▸ **ROWS**
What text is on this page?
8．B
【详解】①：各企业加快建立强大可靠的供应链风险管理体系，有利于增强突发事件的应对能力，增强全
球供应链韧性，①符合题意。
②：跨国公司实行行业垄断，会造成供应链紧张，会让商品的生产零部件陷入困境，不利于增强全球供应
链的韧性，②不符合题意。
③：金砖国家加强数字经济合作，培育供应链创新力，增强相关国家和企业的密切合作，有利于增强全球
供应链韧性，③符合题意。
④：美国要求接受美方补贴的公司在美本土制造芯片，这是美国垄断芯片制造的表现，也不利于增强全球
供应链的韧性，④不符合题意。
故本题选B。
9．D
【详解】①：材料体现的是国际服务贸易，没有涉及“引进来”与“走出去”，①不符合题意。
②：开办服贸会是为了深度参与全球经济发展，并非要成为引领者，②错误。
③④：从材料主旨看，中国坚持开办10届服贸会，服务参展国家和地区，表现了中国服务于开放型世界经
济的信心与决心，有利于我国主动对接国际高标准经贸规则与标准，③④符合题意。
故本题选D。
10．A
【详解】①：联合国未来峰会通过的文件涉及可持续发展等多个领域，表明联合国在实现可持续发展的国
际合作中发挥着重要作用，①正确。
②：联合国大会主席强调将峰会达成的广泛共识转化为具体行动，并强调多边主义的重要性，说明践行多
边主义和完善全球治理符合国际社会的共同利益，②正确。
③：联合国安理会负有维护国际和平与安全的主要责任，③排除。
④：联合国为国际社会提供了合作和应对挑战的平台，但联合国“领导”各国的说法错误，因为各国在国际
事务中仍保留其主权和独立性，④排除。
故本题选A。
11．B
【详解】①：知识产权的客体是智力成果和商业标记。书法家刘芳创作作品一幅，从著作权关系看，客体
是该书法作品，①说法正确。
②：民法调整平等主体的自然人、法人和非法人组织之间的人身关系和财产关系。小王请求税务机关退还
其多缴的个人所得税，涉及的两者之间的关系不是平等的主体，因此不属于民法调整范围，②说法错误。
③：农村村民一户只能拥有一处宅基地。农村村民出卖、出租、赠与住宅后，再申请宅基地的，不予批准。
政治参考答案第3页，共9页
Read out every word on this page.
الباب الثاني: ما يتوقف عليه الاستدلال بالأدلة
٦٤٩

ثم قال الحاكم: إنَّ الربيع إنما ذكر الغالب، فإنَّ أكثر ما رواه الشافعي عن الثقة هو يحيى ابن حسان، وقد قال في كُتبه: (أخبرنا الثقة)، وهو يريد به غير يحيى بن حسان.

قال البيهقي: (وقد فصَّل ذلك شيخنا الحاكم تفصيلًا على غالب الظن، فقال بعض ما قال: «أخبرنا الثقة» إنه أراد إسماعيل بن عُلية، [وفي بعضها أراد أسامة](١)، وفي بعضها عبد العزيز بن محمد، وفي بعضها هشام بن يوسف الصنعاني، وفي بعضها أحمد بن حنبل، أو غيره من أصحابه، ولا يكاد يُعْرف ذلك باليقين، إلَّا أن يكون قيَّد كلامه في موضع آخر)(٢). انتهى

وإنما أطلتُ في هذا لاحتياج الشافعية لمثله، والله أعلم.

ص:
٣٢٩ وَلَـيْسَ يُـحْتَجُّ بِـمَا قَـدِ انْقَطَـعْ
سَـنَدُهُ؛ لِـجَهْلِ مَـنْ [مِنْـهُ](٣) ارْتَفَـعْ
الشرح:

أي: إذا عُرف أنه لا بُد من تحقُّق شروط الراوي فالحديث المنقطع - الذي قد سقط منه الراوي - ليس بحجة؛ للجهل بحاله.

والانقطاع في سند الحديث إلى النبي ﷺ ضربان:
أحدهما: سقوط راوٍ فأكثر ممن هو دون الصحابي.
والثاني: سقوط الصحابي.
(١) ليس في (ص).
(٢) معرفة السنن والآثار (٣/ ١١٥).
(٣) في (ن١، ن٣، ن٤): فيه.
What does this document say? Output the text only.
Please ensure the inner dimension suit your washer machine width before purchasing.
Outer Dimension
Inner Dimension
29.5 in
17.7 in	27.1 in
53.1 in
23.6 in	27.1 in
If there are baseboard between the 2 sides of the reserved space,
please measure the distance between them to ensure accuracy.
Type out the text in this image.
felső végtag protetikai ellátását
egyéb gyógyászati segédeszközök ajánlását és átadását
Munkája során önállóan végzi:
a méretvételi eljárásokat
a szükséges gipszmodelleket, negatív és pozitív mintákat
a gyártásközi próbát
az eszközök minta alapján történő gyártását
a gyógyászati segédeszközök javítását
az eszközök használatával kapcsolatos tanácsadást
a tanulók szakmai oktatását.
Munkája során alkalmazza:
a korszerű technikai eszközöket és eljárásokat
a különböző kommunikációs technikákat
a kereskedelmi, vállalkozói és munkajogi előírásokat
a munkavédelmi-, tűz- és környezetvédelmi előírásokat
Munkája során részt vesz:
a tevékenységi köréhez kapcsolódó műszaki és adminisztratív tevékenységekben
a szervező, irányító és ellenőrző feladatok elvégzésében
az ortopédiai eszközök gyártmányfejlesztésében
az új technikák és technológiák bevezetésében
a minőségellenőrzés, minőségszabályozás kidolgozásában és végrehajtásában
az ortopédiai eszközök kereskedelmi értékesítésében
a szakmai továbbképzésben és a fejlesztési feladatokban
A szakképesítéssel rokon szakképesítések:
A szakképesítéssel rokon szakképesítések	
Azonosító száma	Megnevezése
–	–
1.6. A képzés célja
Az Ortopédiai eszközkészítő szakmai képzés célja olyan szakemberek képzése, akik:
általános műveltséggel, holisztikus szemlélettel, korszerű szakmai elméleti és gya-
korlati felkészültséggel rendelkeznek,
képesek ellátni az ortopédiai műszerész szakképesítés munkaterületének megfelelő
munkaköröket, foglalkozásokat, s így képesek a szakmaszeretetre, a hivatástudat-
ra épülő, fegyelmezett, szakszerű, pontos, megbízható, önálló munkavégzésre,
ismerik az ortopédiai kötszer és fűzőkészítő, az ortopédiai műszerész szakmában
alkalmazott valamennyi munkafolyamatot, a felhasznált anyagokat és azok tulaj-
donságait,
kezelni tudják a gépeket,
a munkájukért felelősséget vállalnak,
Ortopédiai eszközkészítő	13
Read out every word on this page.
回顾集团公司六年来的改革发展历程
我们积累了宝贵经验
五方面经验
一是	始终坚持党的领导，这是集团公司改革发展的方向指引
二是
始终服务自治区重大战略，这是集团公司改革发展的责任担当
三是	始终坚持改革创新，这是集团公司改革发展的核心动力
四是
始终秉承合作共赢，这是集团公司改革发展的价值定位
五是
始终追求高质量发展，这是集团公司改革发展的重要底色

▸ **AIM**
Take every line that includes the string "this" and copy it.

▸ **SOLVED PROBLEM**
What text is on this page?
Read out every word on this page.
What does this document say? Output the text only.
Type out the text in this image.
Read out every word on this page.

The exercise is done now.